▶ What you are asked to do
Pull each line holding the word "médico" from the data.

▶ Input
━━━━━━━━━━━━━━━━━━━━

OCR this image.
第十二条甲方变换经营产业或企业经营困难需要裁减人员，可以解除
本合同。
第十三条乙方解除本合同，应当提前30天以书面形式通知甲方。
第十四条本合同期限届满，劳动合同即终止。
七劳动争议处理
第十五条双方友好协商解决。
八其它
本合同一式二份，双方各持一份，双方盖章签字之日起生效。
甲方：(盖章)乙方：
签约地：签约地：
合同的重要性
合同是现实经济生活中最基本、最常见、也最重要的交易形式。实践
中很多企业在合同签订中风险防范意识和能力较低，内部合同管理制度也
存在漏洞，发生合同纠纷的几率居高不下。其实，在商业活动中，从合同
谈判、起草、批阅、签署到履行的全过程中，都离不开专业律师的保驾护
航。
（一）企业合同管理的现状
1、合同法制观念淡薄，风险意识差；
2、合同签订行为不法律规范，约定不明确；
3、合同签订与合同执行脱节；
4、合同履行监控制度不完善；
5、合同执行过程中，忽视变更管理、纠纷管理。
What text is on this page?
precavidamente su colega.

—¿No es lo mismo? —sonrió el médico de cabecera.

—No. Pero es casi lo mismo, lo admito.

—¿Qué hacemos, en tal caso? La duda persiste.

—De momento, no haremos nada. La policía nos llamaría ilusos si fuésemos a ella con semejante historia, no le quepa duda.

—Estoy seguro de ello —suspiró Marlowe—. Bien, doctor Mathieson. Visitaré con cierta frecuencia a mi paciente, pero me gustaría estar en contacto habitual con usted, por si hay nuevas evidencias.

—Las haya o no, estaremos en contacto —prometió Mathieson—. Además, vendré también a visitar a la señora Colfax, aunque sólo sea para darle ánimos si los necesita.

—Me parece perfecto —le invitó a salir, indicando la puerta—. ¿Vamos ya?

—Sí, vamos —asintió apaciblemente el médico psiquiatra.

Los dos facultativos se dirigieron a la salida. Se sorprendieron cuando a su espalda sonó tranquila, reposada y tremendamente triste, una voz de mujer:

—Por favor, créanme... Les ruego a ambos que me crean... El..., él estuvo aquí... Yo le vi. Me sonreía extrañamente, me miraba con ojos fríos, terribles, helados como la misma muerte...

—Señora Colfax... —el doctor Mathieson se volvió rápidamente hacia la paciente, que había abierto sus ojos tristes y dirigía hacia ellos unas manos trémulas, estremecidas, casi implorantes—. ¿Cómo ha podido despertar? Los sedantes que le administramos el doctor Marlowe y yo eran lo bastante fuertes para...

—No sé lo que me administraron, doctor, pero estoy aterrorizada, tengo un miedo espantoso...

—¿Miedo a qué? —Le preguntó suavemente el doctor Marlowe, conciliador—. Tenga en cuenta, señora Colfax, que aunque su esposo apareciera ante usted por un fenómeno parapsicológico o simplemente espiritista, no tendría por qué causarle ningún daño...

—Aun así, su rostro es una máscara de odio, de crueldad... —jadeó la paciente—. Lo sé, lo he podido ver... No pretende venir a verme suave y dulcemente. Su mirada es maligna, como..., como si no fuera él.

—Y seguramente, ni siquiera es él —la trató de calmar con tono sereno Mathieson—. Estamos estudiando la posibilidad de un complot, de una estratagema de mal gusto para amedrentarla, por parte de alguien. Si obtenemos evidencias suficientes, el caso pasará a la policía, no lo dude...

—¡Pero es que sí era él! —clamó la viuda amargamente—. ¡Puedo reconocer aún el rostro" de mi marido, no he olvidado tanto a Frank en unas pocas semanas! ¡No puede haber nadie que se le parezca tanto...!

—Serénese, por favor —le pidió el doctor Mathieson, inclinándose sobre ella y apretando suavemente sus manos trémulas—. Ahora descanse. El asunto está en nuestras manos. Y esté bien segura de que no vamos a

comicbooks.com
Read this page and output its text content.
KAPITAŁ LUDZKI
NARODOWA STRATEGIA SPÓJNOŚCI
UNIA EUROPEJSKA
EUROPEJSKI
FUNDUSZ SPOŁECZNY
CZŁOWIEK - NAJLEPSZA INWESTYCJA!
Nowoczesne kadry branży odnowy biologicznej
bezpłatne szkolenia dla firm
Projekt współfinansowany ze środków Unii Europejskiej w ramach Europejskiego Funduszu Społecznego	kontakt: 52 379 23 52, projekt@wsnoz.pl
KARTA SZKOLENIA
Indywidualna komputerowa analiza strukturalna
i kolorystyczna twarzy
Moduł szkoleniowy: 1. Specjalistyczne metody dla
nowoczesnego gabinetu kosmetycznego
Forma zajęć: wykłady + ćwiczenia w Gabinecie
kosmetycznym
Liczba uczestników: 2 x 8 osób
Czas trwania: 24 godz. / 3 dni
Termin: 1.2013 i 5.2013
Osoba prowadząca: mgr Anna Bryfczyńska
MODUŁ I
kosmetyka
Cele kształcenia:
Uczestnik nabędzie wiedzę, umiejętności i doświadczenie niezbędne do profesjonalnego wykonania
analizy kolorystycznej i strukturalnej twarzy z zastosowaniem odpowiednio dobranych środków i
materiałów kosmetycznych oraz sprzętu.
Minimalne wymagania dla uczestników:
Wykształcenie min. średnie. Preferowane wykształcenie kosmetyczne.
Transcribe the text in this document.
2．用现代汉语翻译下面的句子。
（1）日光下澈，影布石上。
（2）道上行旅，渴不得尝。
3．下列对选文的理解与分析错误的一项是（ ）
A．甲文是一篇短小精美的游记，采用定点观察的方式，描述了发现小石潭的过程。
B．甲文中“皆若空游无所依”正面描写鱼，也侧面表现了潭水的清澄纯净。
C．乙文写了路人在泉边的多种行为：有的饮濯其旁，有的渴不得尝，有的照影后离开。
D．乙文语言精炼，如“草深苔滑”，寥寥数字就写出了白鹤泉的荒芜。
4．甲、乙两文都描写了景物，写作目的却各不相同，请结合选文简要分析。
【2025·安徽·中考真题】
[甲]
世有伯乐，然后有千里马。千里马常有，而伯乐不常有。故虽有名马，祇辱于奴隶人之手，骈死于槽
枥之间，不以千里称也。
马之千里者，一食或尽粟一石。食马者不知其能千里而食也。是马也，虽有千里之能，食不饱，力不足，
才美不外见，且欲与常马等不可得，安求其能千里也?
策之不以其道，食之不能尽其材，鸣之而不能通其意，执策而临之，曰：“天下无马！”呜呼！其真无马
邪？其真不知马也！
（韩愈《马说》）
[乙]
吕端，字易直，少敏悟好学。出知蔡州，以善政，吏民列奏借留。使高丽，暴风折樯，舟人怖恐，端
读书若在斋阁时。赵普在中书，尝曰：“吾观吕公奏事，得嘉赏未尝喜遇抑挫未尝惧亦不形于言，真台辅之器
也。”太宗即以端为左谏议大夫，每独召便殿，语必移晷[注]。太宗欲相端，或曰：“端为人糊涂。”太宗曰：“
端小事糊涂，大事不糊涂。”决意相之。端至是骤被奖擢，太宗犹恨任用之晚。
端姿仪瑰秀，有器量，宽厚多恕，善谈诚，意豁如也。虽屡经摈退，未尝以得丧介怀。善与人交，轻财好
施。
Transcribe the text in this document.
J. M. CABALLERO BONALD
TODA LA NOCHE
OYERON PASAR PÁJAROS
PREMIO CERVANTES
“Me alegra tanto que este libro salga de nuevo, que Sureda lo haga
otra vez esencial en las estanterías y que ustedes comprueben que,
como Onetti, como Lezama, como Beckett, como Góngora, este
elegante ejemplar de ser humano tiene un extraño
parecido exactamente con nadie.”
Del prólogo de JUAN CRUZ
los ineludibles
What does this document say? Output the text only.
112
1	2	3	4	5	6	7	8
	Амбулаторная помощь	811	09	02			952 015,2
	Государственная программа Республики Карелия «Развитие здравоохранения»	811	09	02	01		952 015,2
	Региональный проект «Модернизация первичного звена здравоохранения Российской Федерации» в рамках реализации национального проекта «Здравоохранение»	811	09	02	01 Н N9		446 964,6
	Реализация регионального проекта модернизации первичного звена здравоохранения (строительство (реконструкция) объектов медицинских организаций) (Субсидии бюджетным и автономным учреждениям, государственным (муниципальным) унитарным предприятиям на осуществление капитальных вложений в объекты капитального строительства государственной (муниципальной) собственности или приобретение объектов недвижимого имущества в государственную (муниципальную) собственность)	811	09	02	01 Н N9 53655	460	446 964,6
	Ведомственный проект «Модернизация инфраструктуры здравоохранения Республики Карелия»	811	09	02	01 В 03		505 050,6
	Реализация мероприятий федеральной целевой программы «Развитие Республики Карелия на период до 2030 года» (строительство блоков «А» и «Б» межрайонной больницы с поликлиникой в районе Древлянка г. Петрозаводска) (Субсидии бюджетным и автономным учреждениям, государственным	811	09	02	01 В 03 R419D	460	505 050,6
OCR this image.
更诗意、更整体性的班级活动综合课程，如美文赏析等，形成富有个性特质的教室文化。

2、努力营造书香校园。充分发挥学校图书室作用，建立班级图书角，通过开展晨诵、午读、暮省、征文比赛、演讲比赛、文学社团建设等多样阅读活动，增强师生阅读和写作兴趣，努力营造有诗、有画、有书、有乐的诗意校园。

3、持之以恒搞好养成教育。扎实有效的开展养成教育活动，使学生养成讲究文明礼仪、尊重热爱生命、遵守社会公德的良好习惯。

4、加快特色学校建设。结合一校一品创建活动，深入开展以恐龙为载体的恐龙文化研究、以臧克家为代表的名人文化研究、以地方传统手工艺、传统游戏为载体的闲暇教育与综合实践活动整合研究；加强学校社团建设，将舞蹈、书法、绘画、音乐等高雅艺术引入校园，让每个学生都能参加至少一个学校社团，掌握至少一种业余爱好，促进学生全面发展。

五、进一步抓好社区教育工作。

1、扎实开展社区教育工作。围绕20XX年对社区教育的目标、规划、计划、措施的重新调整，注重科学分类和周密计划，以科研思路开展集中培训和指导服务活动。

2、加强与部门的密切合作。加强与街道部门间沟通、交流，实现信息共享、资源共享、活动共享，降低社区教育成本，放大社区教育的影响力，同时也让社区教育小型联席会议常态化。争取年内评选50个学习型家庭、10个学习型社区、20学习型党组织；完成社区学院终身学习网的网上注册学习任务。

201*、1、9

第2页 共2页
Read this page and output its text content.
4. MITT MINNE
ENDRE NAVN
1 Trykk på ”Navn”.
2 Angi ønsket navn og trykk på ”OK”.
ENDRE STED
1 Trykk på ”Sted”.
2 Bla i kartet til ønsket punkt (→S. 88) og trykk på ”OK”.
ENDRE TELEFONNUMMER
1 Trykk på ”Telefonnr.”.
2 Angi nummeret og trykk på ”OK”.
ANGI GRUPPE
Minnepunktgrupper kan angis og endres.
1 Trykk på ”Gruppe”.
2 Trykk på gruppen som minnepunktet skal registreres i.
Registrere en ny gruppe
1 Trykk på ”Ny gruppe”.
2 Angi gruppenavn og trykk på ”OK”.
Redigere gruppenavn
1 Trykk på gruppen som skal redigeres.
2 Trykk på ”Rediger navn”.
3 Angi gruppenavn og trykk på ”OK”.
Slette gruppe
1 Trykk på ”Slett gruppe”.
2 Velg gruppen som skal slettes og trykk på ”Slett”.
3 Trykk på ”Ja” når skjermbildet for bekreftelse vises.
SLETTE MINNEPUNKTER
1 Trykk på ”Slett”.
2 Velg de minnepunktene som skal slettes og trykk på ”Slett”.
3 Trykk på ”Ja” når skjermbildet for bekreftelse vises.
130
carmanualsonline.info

━━━━━━━━━━━━━━━━━━━━

▶ Written response
—¿No es lo mismo? —sonrió el médico de cabecera.
—Sí, vamos —asintió apaciblemente el médico psiquiatra.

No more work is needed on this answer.